* **INSTRUCTIONS TO FOLLOW**
Pictures stay out of your copy, but everything else in the records below must be repeated exactly.

* **SUPPLIED MATERIAL**

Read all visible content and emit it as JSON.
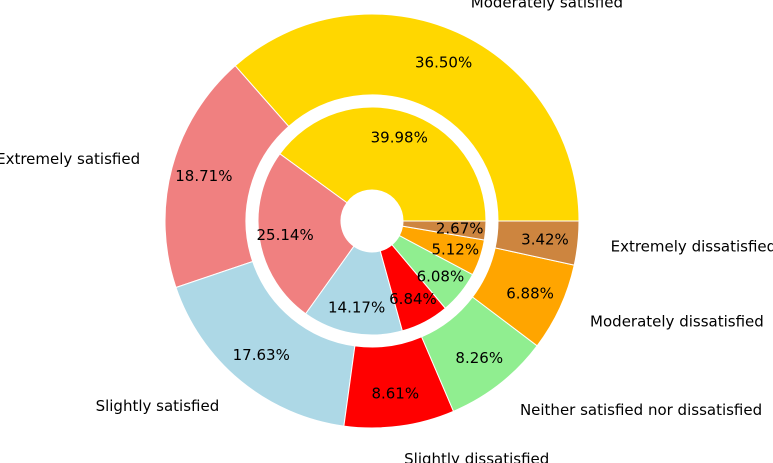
{
  "chart_data": {
    "type": "pie",
    "variant": "nested-donut",
    "start_angle_deg": 0,
    "direction": "counterclockwise",
    "colors": {
      "Moderately satisfied": "#FFD700",
      "Extremely satisfied": "#F08080",
      "Slightly satisfied": "#ADD8E6",
      "Slightly dissatisfied": "#FF0000",
      "Neither satisfied nor dissatisfied": "#90EE90",
      "Moderately dissatisfied": "#FFA500",
      "Extremely dissatisfied": "#CD853F"
    },
    "outer_ring": {
      "labels": [
        "Moderately satisfied",
        "Extremely satisfied",
        "Slightly satisfied",
        "Slightly dissatisfied",
        "Neither satisfied nor dissatisfied",
        "Moderately dissatisfied",
        "Extremely dissatisfied"
      ],
      "values": [
        36.5,
        18.71,
        17.63,
        8.61,
        8.26,
        6.88,
        3.42
      ],
      "value_labels": [
        "36.50%",
        "18.71%",
        "17.63%",
        "8.61%",
        "8.26%",
        "6.88%",
        "3.42%"
      ]
    },
    "inner_ring": {
      "labels": [
        "Moderately satisfied",
        "Extremely satisfied",
        "Slightly satisfied",
        "Slightly dissatisfied",
        "Neither satisfied nor dissatisfied",
        "Moderately dissatisfied",
        "Extremely dissatisfied"
      ],
      "values": [
        39.98,
        25.14,
        14.17,
        6.84,
        6.08,
        5.12,
        2.67
      ],
      "value_labels": [
        "39.98%",
        "25.14%",
        "14.17%",
        "6.84%",
        "6.08%",
        "5.12%",
        "2.67%"
      ]
    }
  }
}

* **THE SOLUTION**
Read all visible content and emit it as JSON.
{
  "chart_data": {
    "type": "pie",
    "variant": "nested-donut",
    "start_angle_deg": 0,
    "direction": "counterclockwise",
    "colors": {
      "Moderately satisfied": "#FFD700",
      "Extremely satisfied": "#F08080",
      "Slightly satisfied": "#ADD8E6",
      "Slightly dissatisfied": "#FF0000",
      "Neither satisfied nor dissatisfied": "#90EE90",
      "Moderately dissatisfied": "#FFA500",
      "Extremely dissatisfied": "#CD853F"
    },
    "outer_ring": {
      "labels": [
        "Moderately satisfied",
        "Extremely satisfied",
        "Slightly satisfied",
        "Slightly dissatisfied",
        "Neither satisfied nor dissatisfied",
        "Moderately dissatisfied",
        "Extremely dissatisfied"
      ],
      "values": [
        36.5,
        18.71,
        17.63,
        8.61,
        8.26,
        6.88,
        3.42
      ],
      "value_labels": [
        "36.50%",
        "18.71%",
        "17.63%",
        "8.61%",
        "8.26%",
        "6.88%",
        "3.42%"
      ]
    },
    "inner_ring": {
      "labels": [
        "Moderately satisfied",
        "Extremely satisfied",
        "Slightly satisfied",
        "Slightly dissatisfied",
        "Neither satisfied nor dissatisfied",
        "Moderately dissatisfied",
        "Extremely dissatisfied"
      ],
      "values": [
        39.98,
        25.14,
        14.17,
        6.84,
        6.08,
        5.12,
        2.67
      ],
      "value_labels": [
        "39.98%",
        "25.14%",
        "14.17%",
        "6.84%",
        "6.08%",
        "5.12%",
        "2.67%"
      ]
    }
  }
}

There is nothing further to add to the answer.